● **Given request**
Copy each line exactly. Drop every picture.

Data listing

** Start **

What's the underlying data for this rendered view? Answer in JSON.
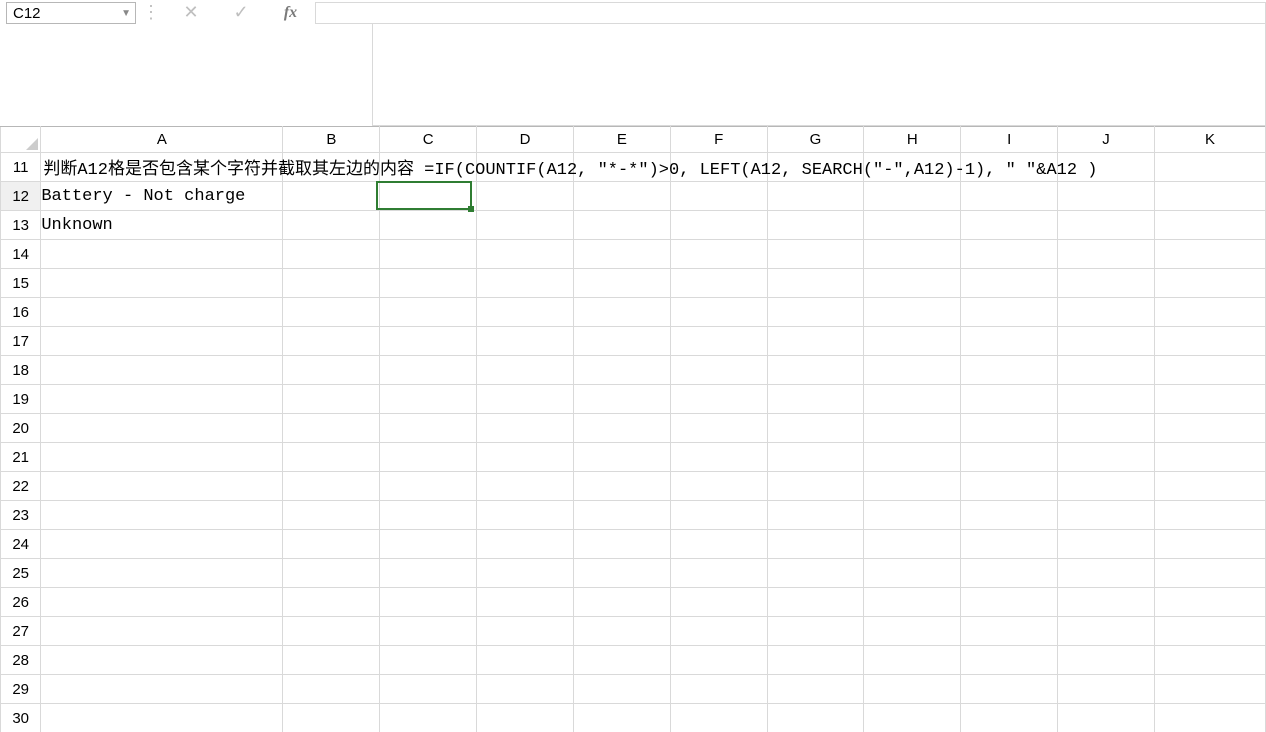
{
  "formula_bar": {
    "name_box_value": "C12",
    "fx_label": "fx",
    "formula_value": ""
  },
  "columns": [
    "A",
    "B",
    "C",
    "D",
    "E",
    "F",
    "G",
    "H",
    "I",
    "J",
    "K"
  ],
  "rows": [
    "11",
    "12",
    "13",
    "14",
    "15",
    "16",
    "17",
    "18",
    "19",
    "20",
    "21",
    "22",
    "23",
    "24",
    "25",
    "26",
    "27",
    "28",
    "29",
    "30"
  ],
  "selected_cell": "C12",
  "cells": {
    "A11": "判断A12格是否包含某个字符并截取其左边的内容 =IF(COUNTIF(A12, \"*-*\")>0, LEFT(A12, SEARCH(\"-\",A12)-1), \" \"&A12 )",
    "A12": "Battery - Not charge",
    "A13": "Unknown"
  }
}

** End **

● **Output**
What's the underlying data for this rendered view? Answer in JSON.
{
  "formula_bar": {
    "name_box_value": "C12",
    "fx_label": "fx",
    "formula_value": ""
  },
  "columns": [
    "A",
    "B",
    "C",
    "D",
    "E",
    "F",
    "G",
    "H",
    "I",
    "J",
    "K"
  ],
  "rows": [
    "11",
    "12",
    "13",
    "14",
    "15",
    "16",
    "17",
    "18",
    "19",
    "20",
    "21",
    "22",
    "23",
    "24",
    "25",
    "26",
    "27",
    "28",
    "29",
    "30"
  ],
  "selected_cell": "C12",
  "cells": {
    "A11": "判断A12格是否包含某个字符并截取其左边的内容 =IF(COUNTIF(A12, \"*-*\")>0, LEFT(A12, SEARCH(\"-\",A12)-1), \" \"&A12 )",
    "A12": "Battery - Not charge",
    "A13": "Unknown"
  }
}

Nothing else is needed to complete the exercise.